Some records
* start *

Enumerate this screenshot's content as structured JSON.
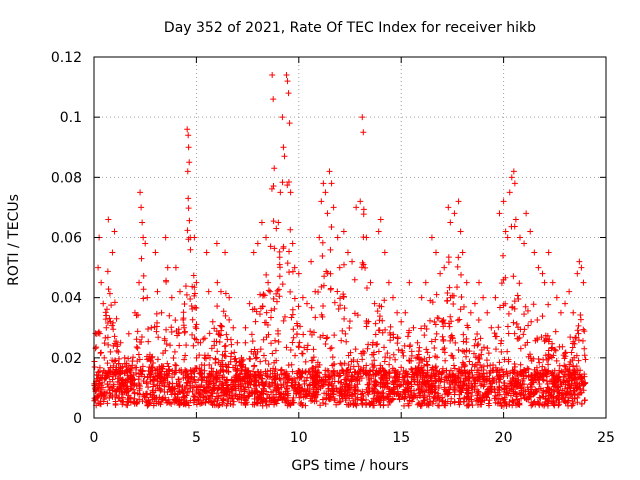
{
  "chart_data": {
    "type": "scatter",
    "title": "Day 352 of 2021, Rate Of TEC Index for receiver hikb",
    "xlabel": "GPS time / hours",
    "ylabel": "ROTI / TECUs",
    "xlim": [
      0,
      25
    ],
    "ylim": [
      0,
      0.12
    ],
    "x_ticks": [
      0,
      5,
      10,
      15,
      20,
      25
    ],
    "x_tick_labels": [
      "0",
      "5",
      "10",
      "15",
      "20",
      "25"
    ],
    "y_ticks": [
      0,
      0.02,
      0.04,
      0.06,
      0.08,
      0.1,
      0.12
    ],
    "y_tick_labels": [
      "0",
      "0.02",
      "0.04",
      "0.06",
      "0.08",
      "0.1",
      "0.12"
    ],
    "grid": true,
    "marker": "+",
    "marker_color": "#ff0000",
    "series": [
      {
        "name": "ROTI",
        "points": [
          [
            0.1,
            0.012
          ],
          [
            0.2,
            0.05
          ],
          [
            0.25,
            0.06
          ],
          [
            0.35,
            0.045
          ],
          [
            0.45,
            0.038
          ],
          [
            0.5,
            0.02
          ],
          [
            0.6,
            0.03
          ],
          [
            0.7,
            0.066
          ],
          [
            0.8,
            0.022
          ],
          [
            0.9,
            0.055
          ],
          [
            1.0,
            0.062
          ],
          [
            1.1,
            0.033
          ],
          [
            1.2,
            0.018
          ],
          [
            1.3,
            0.025
          ],
          [
            1.5,
            0.02
          ],
          [
            1.7,
            0.028
          ],
          [
            1.8,
            0.015
          ],
          [
            2.0,
            0.035
          ],
          [
            2.2,
            0.045
          ],
          [
            2.25,
            0.075
          ],
          [
            2.3,
            0.07
          ],
          [
            2.35,
            0.065
          ],
          [
            2.4,
            0.06
          ],
          [
            2.5,
            0.058
          ],
          [
            2.6,
            0.04
          ],
          [
            2.8,
            0.03
          ],
          [
            3.0,
            0.055
          ],
          [
            3.1,
            0.042
          ],
          [
            3.3,
            0.035
          ],
          [
            3.5,
            0.06
          ],
          [
            3.6,
            0.05
          ],
          [
            3.8,
            0.04
          ],
          [
            4.0,
            0.05
          ],
          [
            4.2,
            0.042
          ],
          [
            4.4,
            0.03
          ],
          [
            4.55,
            0.096
          ],
          [
            4.6,
            0.094
          ],
          [
            4.62,
            0.09
          ],
          [
            4.65,
            0.085
          ],
          [
            4.58,
            0.082
          ],
          [
            4.6,
            0.073
          ],
          [
            4.7,
            0.06
          ],
          [
            4.9,
            0.06
          ],
          [
            5.0,
            0.045
          ],
          [
            5.2,
            0.025
          ],
          [
            5.4,
            0.02
          ],
          [
            5.5,
            0.055
          ],
          [
            5.6,
            0.042
          ],
          [
            5.8,
            0.032
          ],
          [
            6.0,
            0.058
          ],
          [
            6.2,
            0.042
          ],
          [
            6.4,
            0.055
          ],
          [
            6.6,
            0.04
          ],
          [
            6.8,
            0.03
          ],
          [
            7.0,
            0.025
          ],
          [
            7.2,
            0.02
          ],
          [
            7.4,
            0.03
          ],
          [
            7.6,
            0.038
          ],
          [
            7.8,
            0.055
          ],
          [
            8.0,
            0.058
          ],
          [
            8.2,
            0.065
          ],
          [
            8.4,
            0.06
          ],
          [
            8.5,
            0.045
          ],
          [
            8.6,
            0.042
          ],
          [
            8.7,
            0.114
          ],
          [
            8.75,
            0.106
          ],
          [
            8.8,
            0.083
          ],
          [
            8.9,
            0.063
          ],
          [
            9.0,
            0.065
          ],
          [
            9.1,
            0.075
          ],
          [
            9.2,
            0.1
          ],
          [
            9.25,
            0.09
          ],
          [
            9.3,
            0.087
          ],
          [
            9.4,
            0.114
          ],
          [
            9.45,
            0.112
          ],
          [
            9.5,
            0.108
          ],
          [
            9.55,
            0.098
          ],
          [
            9.6,
            0.075
          ],
          [
            9.7,
            0.058
          ],
          [
            9.8,
            0.05
          ],
          [
            10.0,
            0.048
          ],
          [
            10.2,
            0.04
          ],
          [
            10.4,
            0.038
          ],
          [
            10.6,
            0.052
          ],
          [
            10.8,
            0.042
          ],
          [
            11.0,
            0.06
          ],
          [
            11.1,
            0.072
          ],
          [
            11.2,
            0.078
          ],
          [
            11.3,
            0.075
          ],
          [
            11.4,
            0.068
          ],
          [
            11.5,
            0.082
          ],
          [
            11.6,
            0.078
          ],
          [
            11.7,
            0.07
          ],
          [
            11.9,
            0.06
          ],
          [
            12.0,
            0.05
          ],
          [
            12.2,
            0.062
          ],
          [
            12.4,
            0.055
          ],
          [
            12.6,
            0.052
          ],
          [
            12.8,
            0.07
          ],
          [
            13.0,
            0.072
          ],
          [
            13.1,
            0.1
          ],
          [
            13.15,
            0.095
          ],
          [
            13.3,
            0.06
          ],
          [
            13.5,
            0.045
          ],
          [
            13.7,
            0.038
          ],
          [
            13.9,
            0.062
          ],
          [
            14.0,
            0.066
          ],
          [
            14.2,
            0.055
          ],
          [
            14.4,
            0.045
          ],
          [
            14.6,
            0.04
          ],
          [
            14.8,
            0.035
          ],
          [
            15.0,
            0.032
          ],
          [
            15.2,
            0.035
          ],
          [
            15.4,
            0.045
          ],
          [
            15.6,
            0.03
          ],
          [
            15.8,
            0.025
          ],
          [
            16.0,
            0.04
          ],
          [
            16.2,
            0.045
          ],
          [
            16.5,
            0.06
          ],
          [
            16.7,
            0.055
          ],
          [
            16.9,
            0.048
          ],
          [
            17.1,
            0.05
          ],
          [
            17.3,
            0.07
          ],
          [
            17.4,
            0.065
          ],
          [
            17.6,
            0.068
          ],
          [
            17.8,
            0.072
          ],
          [
            17.9,
            0.062
          ],
          [
            18.0,
            0.055
          ],
          [
            18.2,
            0.045
          ],
          [
            18.4,
            0.035
          ],
          [
            18.6,
            0.038
          ],
          [
            18.8,
            0.045
          ],
          [
            19.0,
            0.04
          ],
          [
            19.2,
            0.035
          ],
          [
            19.4,
            0.03
          ],
          [
            19.6,
            0.04
          ],
          [
            19.8,
            0.068
          ],
          [
            20.0,
            0.072
          ],
          [
            20.1,
            0.062
          ],
          [
            20.2,
            0.06
          ],
          [
            20.3,
            0.075
          ],
          [
            20.4,
            0.08
          ],
          [
            20.5,
            0.082
          ],
          [
            20.55,
            0.078
          ],
          [
            20.6,
            0.066
          ],
          [
            20.8,
            0.06
          ],
          [
            21.0,
            0.058
          ],
          [
            21.1,
            0.068
          ],
          [
            21.3,
            0.062
          ],
          [
            21.5,
            0.055
          ],
          [
            21.7,
            0.05
          ],
          [
            21.9,
            0.048
          ],
          [
            22.0,
            0.045
          ],
          [
            22.2,
            0.055
          ],
          [
            22.4,
            0.045
          ],
          [
            22.6,
            0.04
          ],
          [
            22.8,
            0.035
          ],
          [
            23.0,
            0.038
          ],
          [
            23.2,
            0.042
          ],
          [
            23.4,
            0.035
          ],
          [
            23.6,
            0.048
          ],
          [
            23.7,
            0.052
          ],
          [
            23.8,
            0.05
          ],
          [
            23.9,
            0.045
          ]
        ]
      }
    ]
  }
}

* end *

▶ **Work to do**: Extract all the entries word for word; omit any pictures.

▶ **Response**:
Enumerate this screenshot's content as structured JSON.
{
  "chart_data": {
    "type": "scatter",
    "title": "Day 352 of 2021, Rate Of TEC Index for receiver hikb",
    "xlabel": "GPS time / hours",
    "ylabel": "ROTI / TECUs",
    "xlim": [
      0,
      25
    ],
    "ylim": [
      0,
      0.12
    ],
    "x_ticks": [
      0,
      5,
      10,
      15,
      20,
      25
    ],
    "x_tick_labels": [
      "0",
      "5",
      "10",
      "15",
      "20",
      "25"
    ],
    "y_ticks": [
      0,
      0.02,
      0.04,
      0.06,
      0.08,
      0.1,
      0.12
    ],
    "y_tick_labels": [
      "0",
      "0.02",
      "0.04",
      "0.06",
      "0.08",
      "0.1",
      "0.12"
    ],
    "grid": true,
    "marker": "+",
    "marker_color": "#ff0000",
    "series": [
      {
        "name": "ROTI",
        "points": [
          [
            0.1,
            0.012
          ],
          [
            0.2,
            0.05
          ],
          [
            0.25,
            0.06
          ],
          [
            0.35,
            0.045
          ],
          [
            0.45,
            0.038
          ],
          [
            0.5,
            0.02
          ],
          [
            0.6,
            0.03
          ],
          [
            0.7,
            0.066
          ],
          [
            0.8,
            0.022
          ],
          [
            0.9,
            0.055
          ],
          [
            1.0,
            0.062
          ],
          [
            1.1,
            0.033
          ],
          [
            1.2,
            0.018
          ],
          [
            1.3,
            0.025
          ],
          [
            1.5,
            0.02
          ],
          [
            1.7,
            0.028
          ],
          [
            1.8,
            0.015
          ],
          [
            2.0,
            0.035
          ],
          [
            2.2,
            0.045
          ],
          [
            2.25,
            0.075
          ],
          [
            2.3,
            0.07
          ],
          [
            2.35,
            0.065
          ],
          [
            2.4,
            0.06
          ],
          [
            2.5,
            0.058
          ],
          [
            2.6,
            0.04
          ],
          [
            2.8,
            0.03
          ],
          [
            3.0,
            0.055
          ],
          [
            3.1,
            0.042
          ],
          [
            3.3,
            0.035
          ],
          [
            3.5,
            0.06
          ],
          [
            3.6,
            0.05
          ],
          [
            3.8,
            0.04
          ],
          [
            4.0,
            0.05
          ],
          [
            4.2,
            0.042
          ],
          [
            4.4,
            0.03
          ],
          [
            4.55,
            0.096
          ],
          [
            4.6,
            0.094
          ],
          [
            4.62,
            0.09
          ],
          [
            4.65,
            0.085
          ],
          [
            4.58,
            0.082
          ],
          [
            4.6,
            0.073
          ],
          [
            4.7,
            0.06
          ],
          [
            4.9,
            0.06
          ],
          [
            5.0,
            0.045
          ],
          [
            5.2,
            0.025
          ],
          [
            5.4,
            0.02
          ],
          [
            5.5,
            0.055
          ],
          [
            5.6,
            0.042
          ],
          [
            5.8,
            0.032
          ],
          [
            6.0,
            0.058
          ],
          [
            6.2,
            0.042
          ],
          [
            6.4,
            0.055
          ],
          [
            6.6,
            0.04
          ],
          [
            6.8,
            0.03
          ],
          [
            7.0,
            0.025
          ],
          [
            7.2,
            0.02
          ],
          [
            7.4,
            0.03
          ],
          [
            7.6,
            0.038
          ],
          [
            7.8,
            0.055
          ],
          [
            8.0,
            0.058
          ],
          [
            8.2,
            0.065
          ],
          [
            8.4,
            0.06
          ],
          [
            8.5,
            0.045
          ],
          [
            8.6,
            0.042
          ],
          [
            8.7,
            0.114
          ],
          [
            8.75,
            0.106
          ],
          [
            8.8,
            0.083
          ],
          [
            8.9,
            0.063
          ],
          [
            9.0,
            0.065
          ],
          [
            9.1,
            0.075
          ],
          [
            9.2,
            0.1
          ],
          [
            9.25,
            0.09
          ],
          [
            9.3,
            0.087
          ],
          [
            9.4,
            0.114
          ],
          [
            9.45,
            0.112
          ],
          [
            9.5,
            0.108
          ],
          [
            9.55,
            0.098
          ],
          [
            9.6,
            0.075
          ],
          [
            9.7,
            0.058
          ],
          [
            9.8,
            0.05
          ],
          [
            10.0,
            0.048
          ],
          [
            10.2,
            0.04
          ],
          [
            10.4,
            0.038
          ],
          [
            10.6,
            0.052
          ],
          [
            10.8,
            0.042
          ],
          [
            11.0,
            0.06
          ],
          [
            11.1,
            0.072
          ],
          [
            11.2,
            0.078
          ],
          [
            11.3,
            0.075
          ],
          [
            11.4,
            0.068
          ],
          [
            11.5,
            0.082
          ],
          [
            11.6,
            0.078
          ],
          [
            11.7,
            0.07
          ],
          [
            11.9,
            0.06
          ],
          [
            12.0,
            0.05
          ],
          [
            12.2,
            0.062
          ],
          [
            12.4,
            0.055
          ],
          [
            12.6,
            0.052
          ],
          [
            12.8,
            0.07
          ],
          [
            13.0,
            0.072
          ],
          [
            13.1,
            0.1
          ],
          [
            13.15,
            0.095
          ],
          [
            13.3,
            0.06
          ],
          [
            13.5,
            0.045
          ],
          [
            13.7,
            0.038
          ],
          [
            13.9,
            0.062
          ],
          [
            14.0,
            0.066
          ],
          [
            14.2,
            0.055
          ],
          [
            14.4,
            0.045
          ],
          [
            14.6,
            0.04
          ],
          [
            14.8,
            0.035
          ],
          [
            15.0,
            0.032
          ],
          [
            15.2,
            0.035
          ],
          [
            15.4,
            0.045
          ],
          [
            15.6,
            0.03
          ],
          [
            15.8,
            0.025
          ],
          [
            16.0,
            0.04
          ],
          [
            16.2,
            0.045
          ],
          [
            16.5,
            0.06
          ],
          [
            16.7,
            0.055
          ],
          [
            16.9,
            0.048
          ],
          [
            17.1,
            0.05
          ],
          [
            17.3,
            0.07
          ],
          [
            17.4,
            0.065
          ],
          [
            17.6,
            0.068
          ],
          [
            17.8,
            0.072
          ],
          [
            17.9,
            0.062
          ],
          [
            18.0,
            0.055
          ],
          [
            18.2,
            0.045
          ],
          [
            18.4,
            0.035
          ],
          [
            18.6,
            0.038
          ],
          [
            18.8,
            0.045
          ],
          [
            19.0,
            0.04
          ],
          [
            19.2,
            0.035
          ],
          [
            19.4,
            0.03
          ],
          [
            19.6,
            0.04
          ],
          [
            19.8,
            0.068
          ],
          [
            20.0,
            0.072
          ],
          [
            20.1,
            0.062
          ],
          [
            20.2,
            0.06
          ],
          [
            20.3,
            0.075
          ],
          [
            20.4,
            0.08
          ],
          [
            20.5,
            0.082
          ],
          [
            20.55,
            0.078
          ],
          [
            20.6,
            0.066
          ],
          [
            20.8,
            0.06
          ],
          [
            21.0,
            0.058
          ],
          [
            21.1,
            0.068
          ],
          [
            21.3,
            0.062
          ],
          [
            21.5,
            0.055
          ],
          [
            21.7,
            0.05
          ],
          [
            21.9,
            0.048
          ],
          [
            22.0,
            0.045
          ],
          [
            22.2,
            0.055
          ],
          [
            22.4,
            0.045
          ],
          [
            22.6,
            0.04
          ],
          [
            22.8,
            0.035
          ],
          [
            23.0,
            0.038
          ],
          [
            23.2,
            0.042
          ],
          [
            23.4,
            0.035
          ],
          [
            23.6,
            0.048
          ],
          [
            23.7,
            0.052
          ],
          [
            23.8,
            0.05
          ],
          [
            23.9,
            0.045
          ]
        ]
      }
    ]
  }
}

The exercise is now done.